** Start of Data section **

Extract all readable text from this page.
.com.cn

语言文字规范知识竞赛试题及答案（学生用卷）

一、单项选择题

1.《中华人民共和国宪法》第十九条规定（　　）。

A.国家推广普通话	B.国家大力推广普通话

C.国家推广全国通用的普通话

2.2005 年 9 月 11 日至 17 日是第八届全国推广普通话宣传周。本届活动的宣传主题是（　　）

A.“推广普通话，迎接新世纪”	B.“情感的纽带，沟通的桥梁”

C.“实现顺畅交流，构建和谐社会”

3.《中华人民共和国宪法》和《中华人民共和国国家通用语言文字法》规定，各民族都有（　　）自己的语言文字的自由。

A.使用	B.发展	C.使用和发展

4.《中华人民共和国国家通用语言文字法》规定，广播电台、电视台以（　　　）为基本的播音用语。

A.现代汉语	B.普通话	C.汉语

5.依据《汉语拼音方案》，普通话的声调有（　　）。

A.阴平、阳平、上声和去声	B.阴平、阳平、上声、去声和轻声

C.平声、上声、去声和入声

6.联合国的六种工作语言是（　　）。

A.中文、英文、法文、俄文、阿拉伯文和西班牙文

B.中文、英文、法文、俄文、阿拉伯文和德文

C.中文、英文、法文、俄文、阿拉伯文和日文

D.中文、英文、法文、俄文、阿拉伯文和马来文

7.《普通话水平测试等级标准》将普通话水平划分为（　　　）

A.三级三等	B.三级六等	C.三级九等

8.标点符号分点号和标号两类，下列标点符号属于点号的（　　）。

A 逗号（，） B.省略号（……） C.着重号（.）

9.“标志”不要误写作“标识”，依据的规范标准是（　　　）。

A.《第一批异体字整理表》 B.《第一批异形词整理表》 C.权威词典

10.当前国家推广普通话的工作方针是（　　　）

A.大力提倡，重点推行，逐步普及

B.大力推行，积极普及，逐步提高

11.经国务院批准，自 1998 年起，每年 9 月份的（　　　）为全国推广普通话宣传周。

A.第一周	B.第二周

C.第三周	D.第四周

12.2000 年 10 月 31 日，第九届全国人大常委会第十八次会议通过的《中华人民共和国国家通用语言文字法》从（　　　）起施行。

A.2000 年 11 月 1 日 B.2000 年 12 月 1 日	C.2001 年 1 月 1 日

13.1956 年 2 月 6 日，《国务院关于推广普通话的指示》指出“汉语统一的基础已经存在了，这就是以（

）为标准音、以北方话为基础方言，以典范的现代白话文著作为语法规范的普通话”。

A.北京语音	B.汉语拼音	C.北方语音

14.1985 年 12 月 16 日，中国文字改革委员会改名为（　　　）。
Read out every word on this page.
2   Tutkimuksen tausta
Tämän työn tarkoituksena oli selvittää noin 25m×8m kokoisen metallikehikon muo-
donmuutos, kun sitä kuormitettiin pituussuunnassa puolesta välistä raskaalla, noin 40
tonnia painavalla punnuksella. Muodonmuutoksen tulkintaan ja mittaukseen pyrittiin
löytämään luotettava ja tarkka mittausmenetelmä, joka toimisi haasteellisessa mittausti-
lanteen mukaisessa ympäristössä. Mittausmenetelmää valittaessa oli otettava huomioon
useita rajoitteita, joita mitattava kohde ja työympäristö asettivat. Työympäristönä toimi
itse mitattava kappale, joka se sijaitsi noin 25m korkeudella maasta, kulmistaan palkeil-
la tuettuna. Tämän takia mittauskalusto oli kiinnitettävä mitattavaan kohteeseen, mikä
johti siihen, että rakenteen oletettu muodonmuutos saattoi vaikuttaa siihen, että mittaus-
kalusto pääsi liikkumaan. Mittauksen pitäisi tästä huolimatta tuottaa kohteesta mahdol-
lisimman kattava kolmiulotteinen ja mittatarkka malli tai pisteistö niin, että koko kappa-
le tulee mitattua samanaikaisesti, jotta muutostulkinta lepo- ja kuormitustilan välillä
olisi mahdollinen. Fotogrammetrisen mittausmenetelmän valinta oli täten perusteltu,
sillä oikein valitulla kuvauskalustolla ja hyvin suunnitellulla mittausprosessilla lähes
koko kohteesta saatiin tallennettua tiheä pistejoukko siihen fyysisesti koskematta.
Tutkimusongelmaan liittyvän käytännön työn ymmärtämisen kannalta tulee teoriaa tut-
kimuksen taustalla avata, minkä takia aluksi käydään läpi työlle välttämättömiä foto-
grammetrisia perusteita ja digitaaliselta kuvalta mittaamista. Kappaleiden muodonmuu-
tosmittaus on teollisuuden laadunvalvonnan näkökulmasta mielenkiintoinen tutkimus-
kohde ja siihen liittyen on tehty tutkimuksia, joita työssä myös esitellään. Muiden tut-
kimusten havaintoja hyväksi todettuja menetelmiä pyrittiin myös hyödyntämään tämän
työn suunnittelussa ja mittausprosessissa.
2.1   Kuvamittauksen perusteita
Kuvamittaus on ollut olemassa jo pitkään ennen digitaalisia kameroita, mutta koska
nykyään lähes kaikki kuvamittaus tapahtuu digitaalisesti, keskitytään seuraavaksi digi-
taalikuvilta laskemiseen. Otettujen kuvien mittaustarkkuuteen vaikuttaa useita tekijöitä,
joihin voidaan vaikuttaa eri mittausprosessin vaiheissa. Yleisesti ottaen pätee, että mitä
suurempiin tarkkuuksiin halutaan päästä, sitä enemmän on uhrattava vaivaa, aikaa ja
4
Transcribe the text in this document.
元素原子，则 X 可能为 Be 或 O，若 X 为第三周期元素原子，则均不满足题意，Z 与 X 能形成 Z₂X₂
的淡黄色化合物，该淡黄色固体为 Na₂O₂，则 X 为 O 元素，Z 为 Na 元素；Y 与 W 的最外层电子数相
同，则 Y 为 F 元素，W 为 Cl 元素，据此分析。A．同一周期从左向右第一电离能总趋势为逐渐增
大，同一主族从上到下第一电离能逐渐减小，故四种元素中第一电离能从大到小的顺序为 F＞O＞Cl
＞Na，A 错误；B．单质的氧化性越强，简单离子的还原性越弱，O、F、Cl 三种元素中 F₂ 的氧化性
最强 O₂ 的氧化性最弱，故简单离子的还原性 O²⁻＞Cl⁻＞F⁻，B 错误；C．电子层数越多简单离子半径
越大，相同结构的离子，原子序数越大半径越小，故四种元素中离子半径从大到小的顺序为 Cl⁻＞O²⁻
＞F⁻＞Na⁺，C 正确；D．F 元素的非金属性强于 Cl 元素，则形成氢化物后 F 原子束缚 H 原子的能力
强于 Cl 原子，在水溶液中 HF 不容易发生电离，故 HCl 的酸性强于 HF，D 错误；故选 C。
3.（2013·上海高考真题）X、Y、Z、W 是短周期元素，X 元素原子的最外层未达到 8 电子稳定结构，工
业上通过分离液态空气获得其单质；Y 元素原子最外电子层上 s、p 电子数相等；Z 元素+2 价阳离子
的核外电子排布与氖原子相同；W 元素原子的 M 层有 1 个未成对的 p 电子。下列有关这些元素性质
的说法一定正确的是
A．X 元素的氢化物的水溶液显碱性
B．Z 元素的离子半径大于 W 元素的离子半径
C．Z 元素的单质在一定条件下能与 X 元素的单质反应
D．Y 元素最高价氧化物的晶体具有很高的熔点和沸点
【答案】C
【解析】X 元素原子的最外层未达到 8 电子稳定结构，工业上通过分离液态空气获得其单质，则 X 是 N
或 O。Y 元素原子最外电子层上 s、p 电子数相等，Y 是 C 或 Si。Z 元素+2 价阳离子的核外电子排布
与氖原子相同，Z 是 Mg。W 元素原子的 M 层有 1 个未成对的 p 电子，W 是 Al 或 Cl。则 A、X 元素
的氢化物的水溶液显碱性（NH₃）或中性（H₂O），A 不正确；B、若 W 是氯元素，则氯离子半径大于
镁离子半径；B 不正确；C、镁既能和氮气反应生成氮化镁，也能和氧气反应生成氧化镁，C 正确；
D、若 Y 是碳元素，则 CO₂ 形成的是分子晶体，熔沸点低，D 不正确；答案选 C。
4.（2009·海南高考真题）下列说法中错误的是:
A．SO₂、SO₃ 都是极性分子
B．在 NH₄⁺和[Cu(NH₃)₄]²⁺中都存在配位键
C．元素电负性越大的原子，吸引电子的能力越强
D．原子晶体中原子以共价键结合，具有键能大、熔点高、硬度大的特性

** End of Data section **

=== Work to be completed ===
Search the data above for the string "中华人民共和国宪法" and return every line that has it.

=== Completed task ===
1.《中华人民共和国宪法》第十九条规定（　　）。
3.《中华人民共和国宪法》和《中华人民共和国国家通用语言文字法》规定，各民族都有（　　）自己的语言文字的自由。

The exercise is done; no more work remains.